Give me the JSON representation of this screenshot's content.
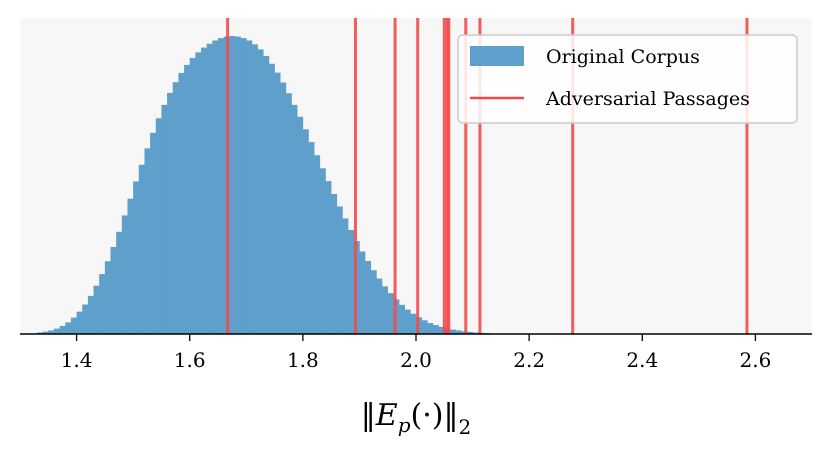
{
  "chart_data": {
    "type": "bar",
    "subtype": "histogram-with-vertical-lines",
    "title": "",
    "xlabel": "‖E_p(·)‖₂",
    "ylabel": "",
    "xlim": [
      1.3,
      2.7
    ],
    "ylim": [
      0,
      1.0
    ],
    "x_ticks": [
      "1.4",
      "1.6",
      "1.8",
      "2.0",
      "2.2",
      "2.4",
      "2.6"
    ],
    "y_ticks_visible": false,
    "grid": false,
    "background": "#f7f7f7",
    "legend_position": "top-right",
    "series": [
      {
        "name": "Original Corpus",
        "kind": "histogram",
        "color": "#5f9fcb",
        "bin_width": 0.01,
        "bin_start": 1.33,
        "density": [
          0.005,
          0.008,
          0.012,
          0.018,
          0.027,
          0.039,
          0.055,
          0.075,
          0.099,
          0.128,
          0.162,
          0.201,
          0.244,
          0.292,
          0.343,
          0.398,
          0.454,
          0.512,
          0.568,
          0.623,
          0.675,
          0.724,
          0.769,
          0.809,
          0.845,
          0.876,
          0.903,
          0.926,
          0.945,
          0.961,
          0.974,
          0.985,
          0.993,
          0.998,
          1.0,
          0.998,
          0.993,
          0.985,
          0.972,
          0.955,
          0.933,
          0.907,
          0.877,
          0.844,
          0.808,
          0.769,
          0.729,
          0.687,
          0.644,
          0.6,
          0.556,
          0.513,
          0.47,
          0.428,
          0.388,
          0.349,
          0.312,
          0.277,
          0.245,
          0.214,
          0.186,
          0.16,
          0.137,
          0.116,
          0.098,
          0.082,
          0.068,
          0.056,
          0.046,
          0.037,
          0.03,
          0.024,
          0.019,
          0.015,
          0.012,
          0.009,
          0.007,
          0.005,
          0.004,
          0.003
        ]
      },
      {
        "name": "Adversarial Passages",
        "kind": "vlines",
        "color": "#f04b4b",
        "x": [
          1.667,
          1.893,
          1.963,
          2.003,
          2.05,
          2.055,
          2.058,
          2.088,
          2.113,
          2.277,
          2.585
        ]
      }
    ]
  }
}
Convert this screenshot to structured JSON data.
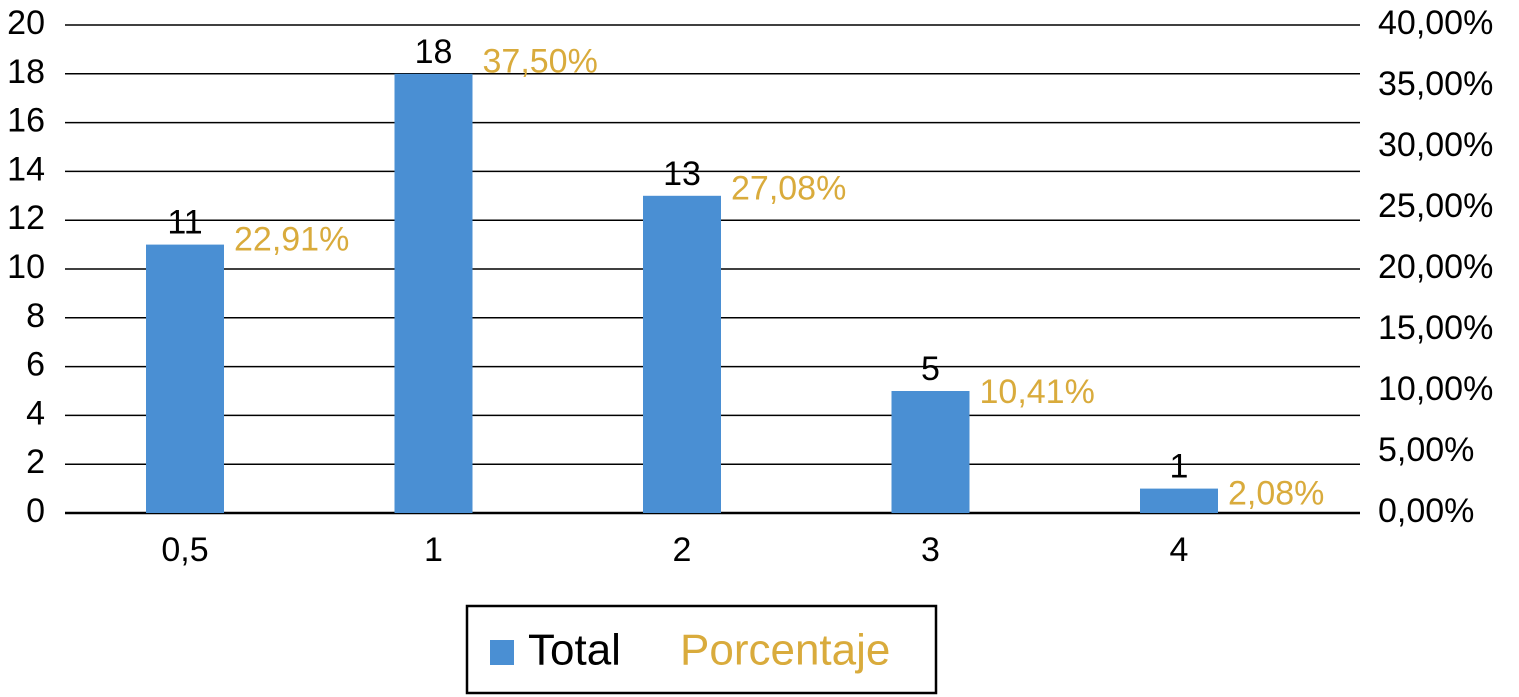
{
  "chart_data": {
    "type": "bar",
    "categories": [
      "0,5",
      "1",
      "2",
      "3",
      "4"
    ],
    "series": [
      {
        "name": "Total",
        "color": "#4a8fd3",
        "values": [
          11,
          18,
          13,
          5,
          1
        ]
      },
      {
        "name": "Porcentaje",
        "color": "#d9ab3c",
        "axis": "y2",
        "values": [
          22.91,
          37.5,
          27.08,
          10.41,
          2.08
        ],
        "value_labels": [
          "22,91%",
          "37,50%",
          "27,08%",
          "10,41%",
          "2,08%"
        ]
      }
    ],
    "ylim": [
      0,
      20
    ],
    "yticks": [
      0,
      2,
      4,
      6,
      8,
      10,
      12,
      14,
      16,
      18,
      20
    ],
    "y2lim": [
      0,
      40
    ],
    "y2ticks": [
      {
        "value": 0,
        "label": "0,00%"
      },
      {
        "value": 5,
        "label": "5,00%"
      },
      {
        "value": 10,
        "label": "10,00%"
      },
      {
        "value": 15,
        "label": "15,00%"
      },
      {
        "value": 20,
        "label": "20,00%"
      },
      {
        "value": 25,
        "label": "25,00%"
      },
      {
        "value": 30,
        "label": "30,00%"
      },
      {
        "value": 35,
        "label": "35,00%"
      },
      {
        "value": 40,
        "label": "40,00%"
      }
    ],
    "grid": true,
    "legend": "bottom"
  }
}
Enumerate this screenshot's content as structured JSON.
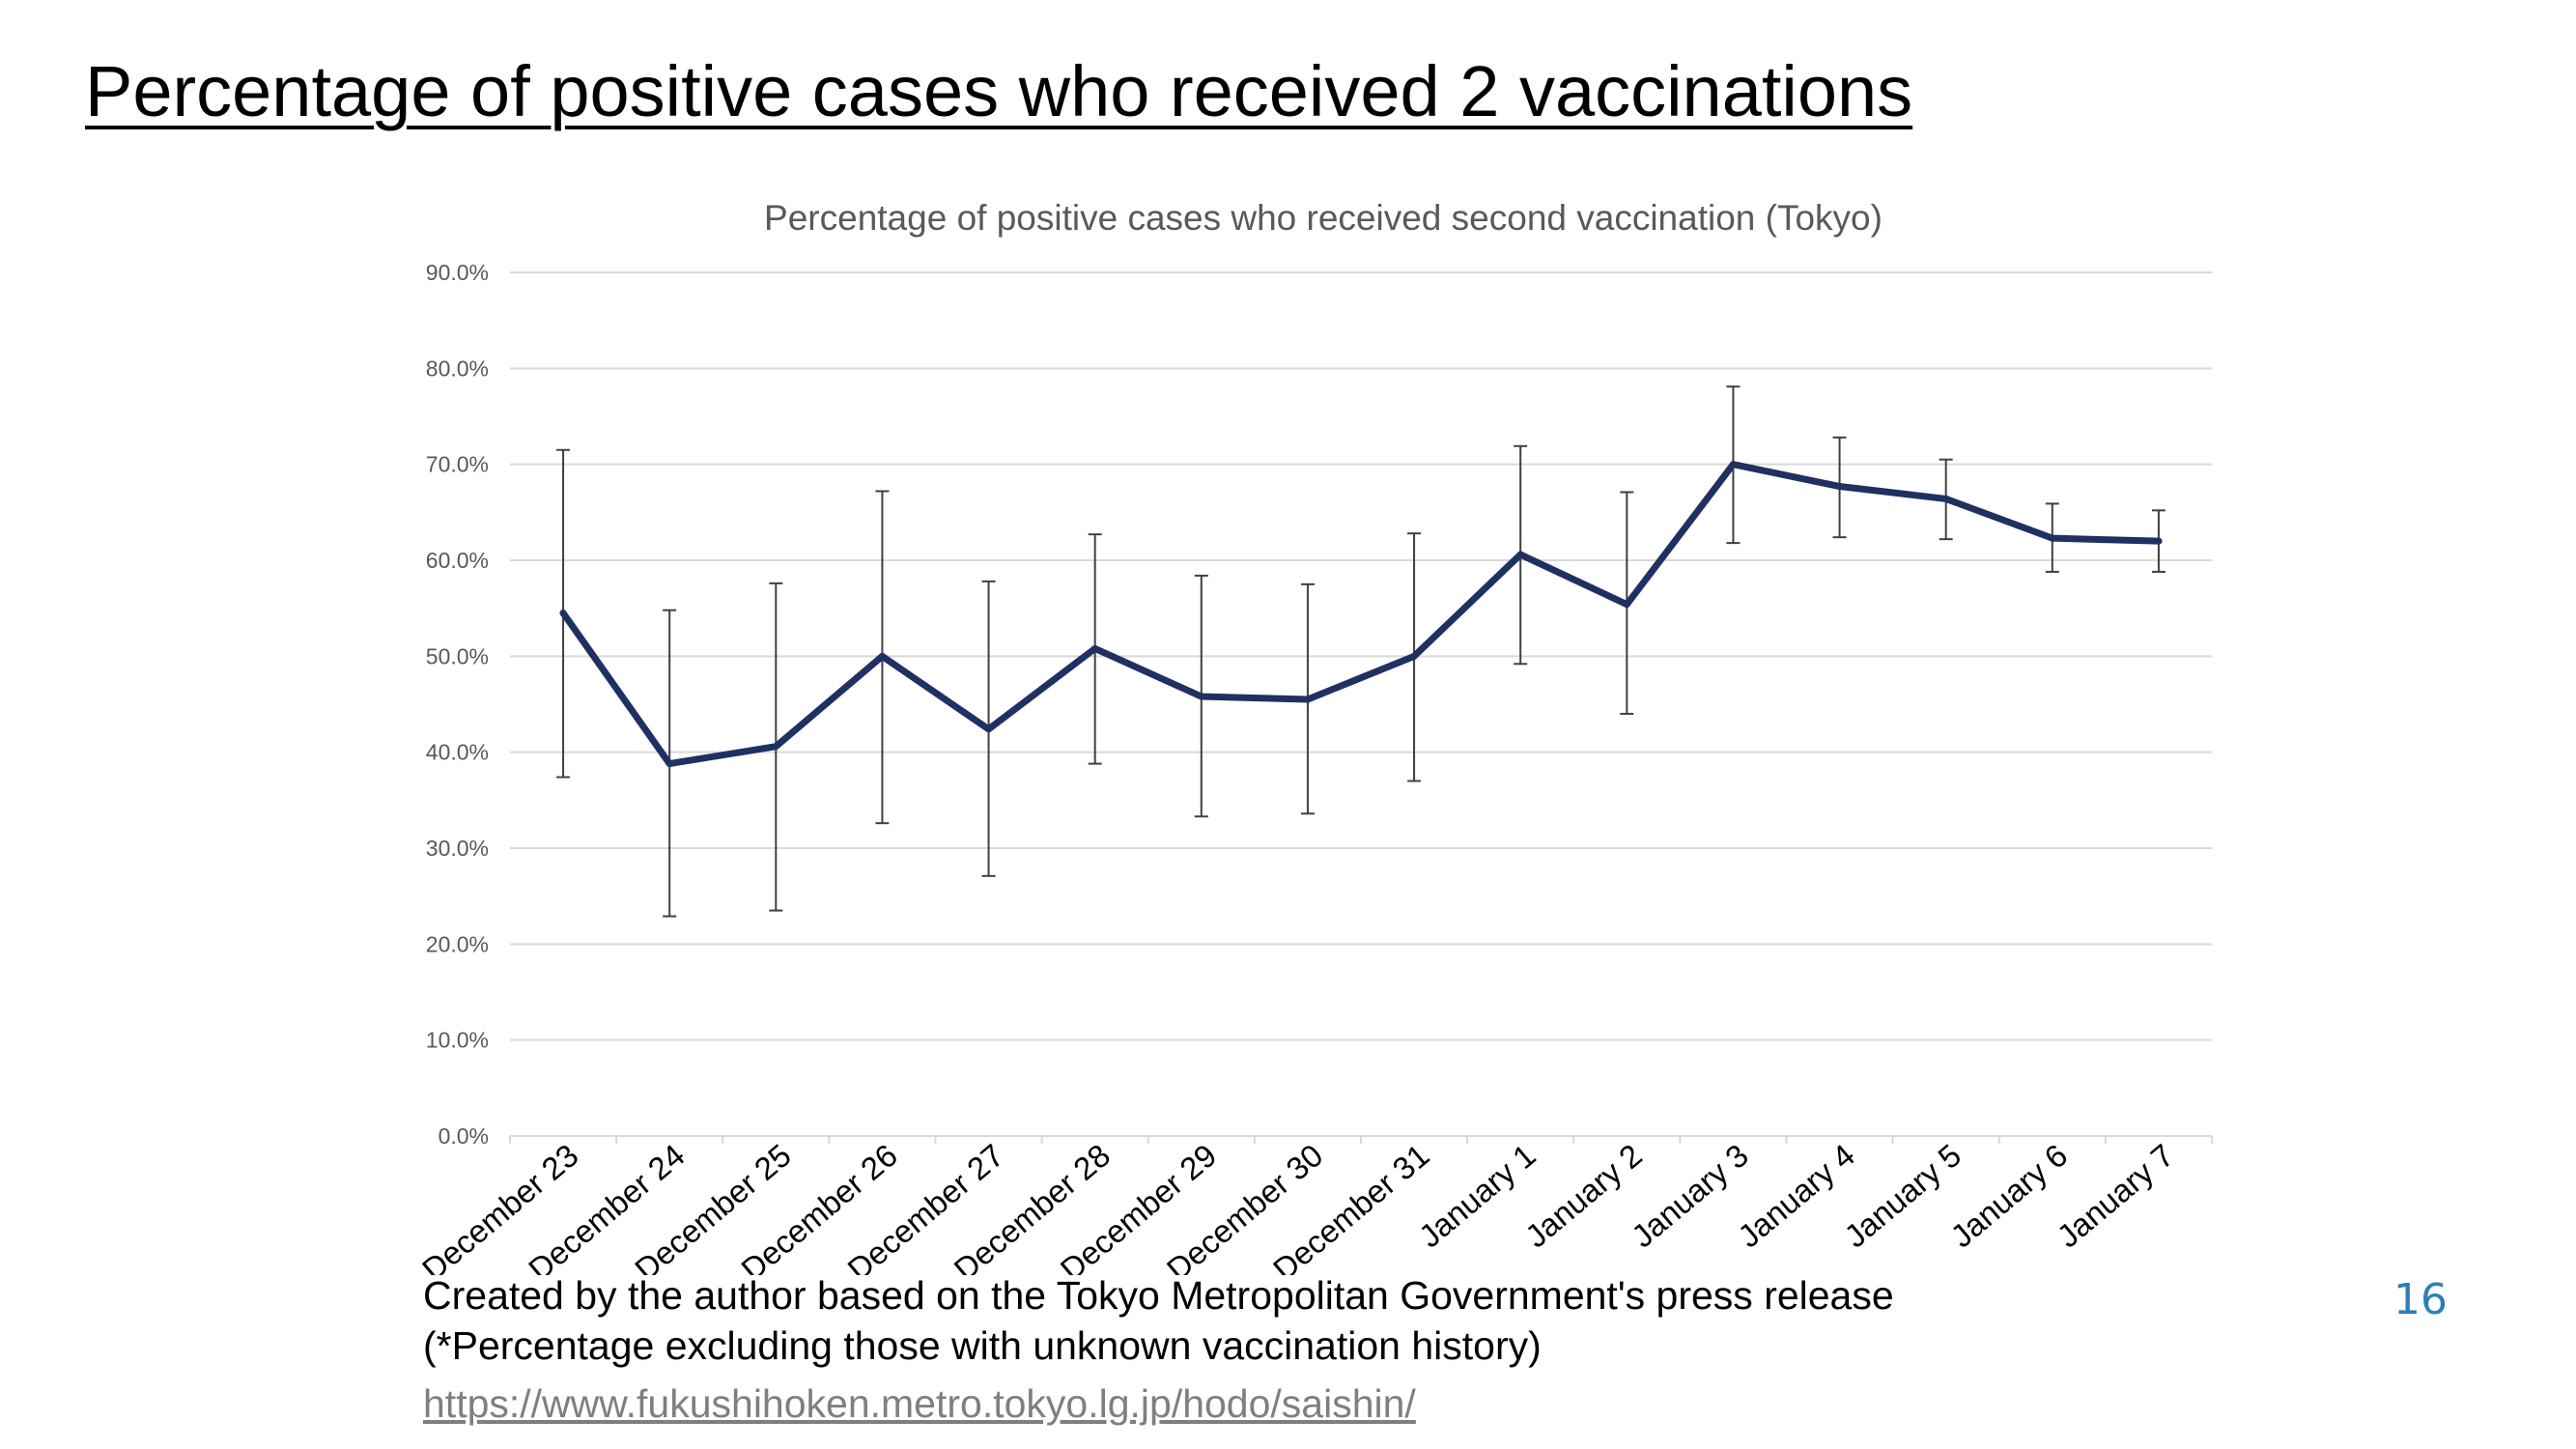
{
  "slide": {
    "title": "Percentage of positive cases who received 2 vaccinations",
    "note_line_1": "Created by the author based on the Tokyo Metropolitan Government's press release",
    "note_line_2": "(*Percentage excluding those with unknown vaccination history)",
    "source_url": "https://www.fukushihoken.metro.tokyo.lg.jp/hodo/saishin/",
    "page_number": "16"
  },
  "colors": {
    "line": "#1f3162",
    "error_bar": "#404040",
    "gridline": "#d9d9d9"
  },
  "chart_data": {
    "type": "line",
    "title": "Percentage of positive cases who received second vaccination (Tokyo)",
    "xlabel": "",
    "ylabel": "",
    "ylim": [
      0,
      90
    ],
    "y_ticks": [
      "0.0%",
      "10.0%",
      "20.0%",
      "30.0%",
      "40.0%",
      "50.0%",
      "60.0%",
      "70.0%",
      "80.0%",
      "90.0%"
    ],
    "grid": true,
    "legend": "none",
    "categories": [
      "December 23",
      "December 24",
      "December 25",
      "December 26",
      "December 27",
      "December 28",
      "December 29",
      "December 30",
      "December 31",
      "January 1",
      "January 2",
      "January 3",
      "January 4",
      "January 5",
      "January 6",
      "January 7"
    ],
    "series": [
      {
        "values": [
          54.5,
          38.8,
          40.6,
          50.0,
          42.4,
          50.8,
          45.8,
          45.5,
          50.0,
          60.6,
          55.4,
          70.0,
          67.7,
          66.4,
          62.3,
          62.0
        ],
        "error_low": [
          37.4,
          22.9,
          23.5,
          32.6,
          27.1,
          38.8,
          33.3,
          33.6,
          37.0,
          49.2,
          44.0,
          61.8,
          62.4,
          62.2,
          58.8,
          58.8
        ],
        "error_high": [
          71.5,
          54.8,
          57.6,
          67.2,
          57.8,
          62.7,
          58.4,
          57.5,
          62.8,
          71.9,
          67.1,
          78.1,
          72.8,
          70.5,
          65.9,
          65.2
        ]
      }
    ]
  }
}
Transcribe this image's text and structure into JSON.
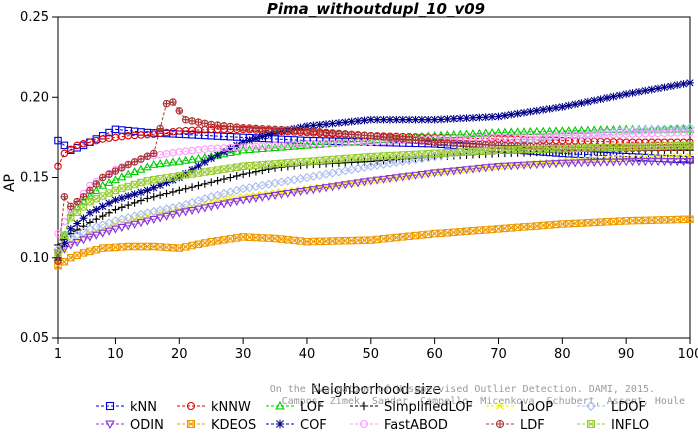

------------------------

### Given problem
Pictures don't belong in the copy. Transcribe every record exactly as it appears.

### Solution for this problem
Give me the JSON representation of this screenshot's content.
{
  "chart_data": {
    "type": "bar",
    "subtype": "histogram-with-vertical-lines",
    "title": "",
    "xlabel": "‖E_p(·)‖₂",
    "ylabel": "",
    "xlim": [
      1.3,
      2.7
    ],
    "ylim": [
      0,
      1.0
    ],
    "x_ticks": [
      "1.4",
      "1.6",
      "1.8",
      "2.0",
      "2.2",
      "2.4",
      "2.6"
    ],
    "y_ticks_visible": false,
    "grid": false,
    "background": "#f7f7f7",
    "legend_position": "top-right",
    "series": [
      {
        "name": "Original Corpus",
        "kind": "histogram",
        "color": "#5f9fcb",
        "bin_width": 0.01,
        "bin_start": 1.33,
        "density": [
          0.005,
          0.008,
          0.012,
          0.018,
          0.027,
          0.039,
          0.055,
          0.075,
          0.099,
          0.128,
          0.162,
          0.201,
          0.244,
          0.292,
          0.343,
          0.398,
          0.454,
          0.512,
          0.568,
          0.623,
          0.675,
          0.724,
          0.769,
          0.809,
          0.845,
          0.876,
          0.903,
          0.926,
          0.945,
          0.961,
          0.974,
          0.985,
          0.993,
          0.998,
          1.0,
          0.998,
          0.993,
          0.985,
          0.972,
          0.955,
          0.933,
          0.907,
          0.877,
          0.844,
          0.808,
          0.769,
          0.729,
          0.687,
          0.644,
          0.6,
          0.556,
          0.513,
          0.47,
          0.428,
          0.388,
          0.349,
          0.312,
          0.277,
          0.245,
          0.214,
          0.186,
          0.16,
          0.137,
          0.116,
          0.098,
          0.082,
          0.068,
          0.056,
          0.046,
          0.037,
          0.03,
          0.024,
          0.019,
          0.015,
          0.012,
          0.009,
          0.007,
          0.005,
          0.004,
          0.003
        ]
      },
      {
        "name": "Adversarial Passages",
        "kind": "vlines",
        "color": "#f04b4b",
        "x": [
          1.667,
          1.893,
          1.963,
          2.003,
          2.05,
          2.055,
          2.058,
          2.088,
          2.113,
          2.277,
          2.585
        ]
      }
    ]
  }
}
Convert this screenshot to structured JSON data.
{
  "chart_data": {
    "type": "bar",
    "categories": [
      "0,5",
      "1",
      "2",
      "3",
      "4"
    ],
    "series": [
      {
        "name": "Total",
        "color": "#4a8fd3",
        "values": [
          11,
          18,
          13,
          5,
          1
        ]
      },
      {
        "name": "Porcentaje",
        "color": "#d9ab3c",
        "axis": "y2",
        "values": [
          22.91,
          37.5,
          27.08,
          10.41,
          2.08
        ],
        "value_labels": [
          "22,91%",
          "37,50%",
          "27,08%",
          "10,41%",
          "2,08%"
        ]
      }
    ],
    "ylim": [
      0,
      20
    ],
    "yticks": [
      0,
      2,
      4,
      6,
      8,
      10,
      12,
      14,
      16,
      18,
      20
    ],
    "y2lim": [
      0,
      40
    ],
    "y2ticks": [
      {
        "value": 0,
        "label": "0,00%"
      },
      {
        "value": 5,
        "label": "5,00%"
      },
      {
        "value": 10,
        "label": "10,00%"
      },
      {
        "value": 15,
        "label": "15,00%"
      },
      {
        "value": 20,
        "label": "20,00%"
      },
      {
        "value": 25,
        "label": "25,00%"
      },
      {
        "value": 30,
        "label": "30,00%"
      },
      {
        "value": 35,
        "label": "35,00%"
      },
      {
        "value": 40,
        "label": "40,00%"
      }
    ],
    "grid": true,
    "legend": "bottom"
  }
}
Enumerate this screenshot's content as structured JSON.
{
  "slide": {
    "title": "Percentage of positive cases who received 2 vaccinations",
    "note_line_1": "Created by the author based on the Tokyo Metropolitan Government's press release",
    "note_line_2": "(*Percentage excluding those with unknown vaccination history)",
    "source_url": "https://www.fukushihoken.metro.tokyo.lg.jp/hodo/saishin/",
    "page_number": "16"
  },
  "colors": {
    "line": "#1f3162",
    "error_bar": "#404040",
    "gridline": "#d9d9d9"
  },
  "chart_data": {
    "type": "line",
    "title": "Percentage of positive cases who received second vaccination (Tokyo)",
    "xlabel": "",
    "ylabel": "",
    "ylim": [
      0,
      90
    ],
    "y_ticks": [
      "0.0%",
      "10.0%",
      "20.0%",
      "30.0%",
      "40.0%",
      "50.0%",
      "60.0%",
      "70.0%",
      "80.0%",
      "90.0%"
    ],
    "grid": true,
    "legend": "none",
    "categories": [
      "December 23",
      "December 24",
      "December 25",
      "December 26",
      "December 27",
      "December 28",
      "December 29",
      "December 30",
      "December 31",
      "January 1",
      "January 2",
      "January 3",
      "January 4",
      "January 5",
      "January 6",
      "January 7"
    ],
    "series": [
      {
        "values": [
          54.5,
          38.8,
          40.6,
          50.0,
          42.4,
          50.8,
          45.8,
          45.5,
          50.0,
          60.6,
          55.4,
          70.0,
          67.7,
          66.4,
          62.3,
          62.0
        ],
        "error_low": [
          37.4,
          22.9,
          23.5,
          32.6,
          27.1,
          38.8,
          33.3,
          33.6,
          37.0,
          49.2,
          44.0,
          61.8,
          62.4,
          62.2,
          58.8,
          58.8
        ],
        "error_high": [
          71.5,
          54.8,
          57.6,
          67.2,
          57.8,
          62.7,
          58.4,
          57.5,
          62.8,
          71.9,
          67.1,
          78.1,
          72.8,
          70.5,
          65.9,
          65.2
        ]
      }
    ]
  }
}
Transcribe this image's text and structure into JSON.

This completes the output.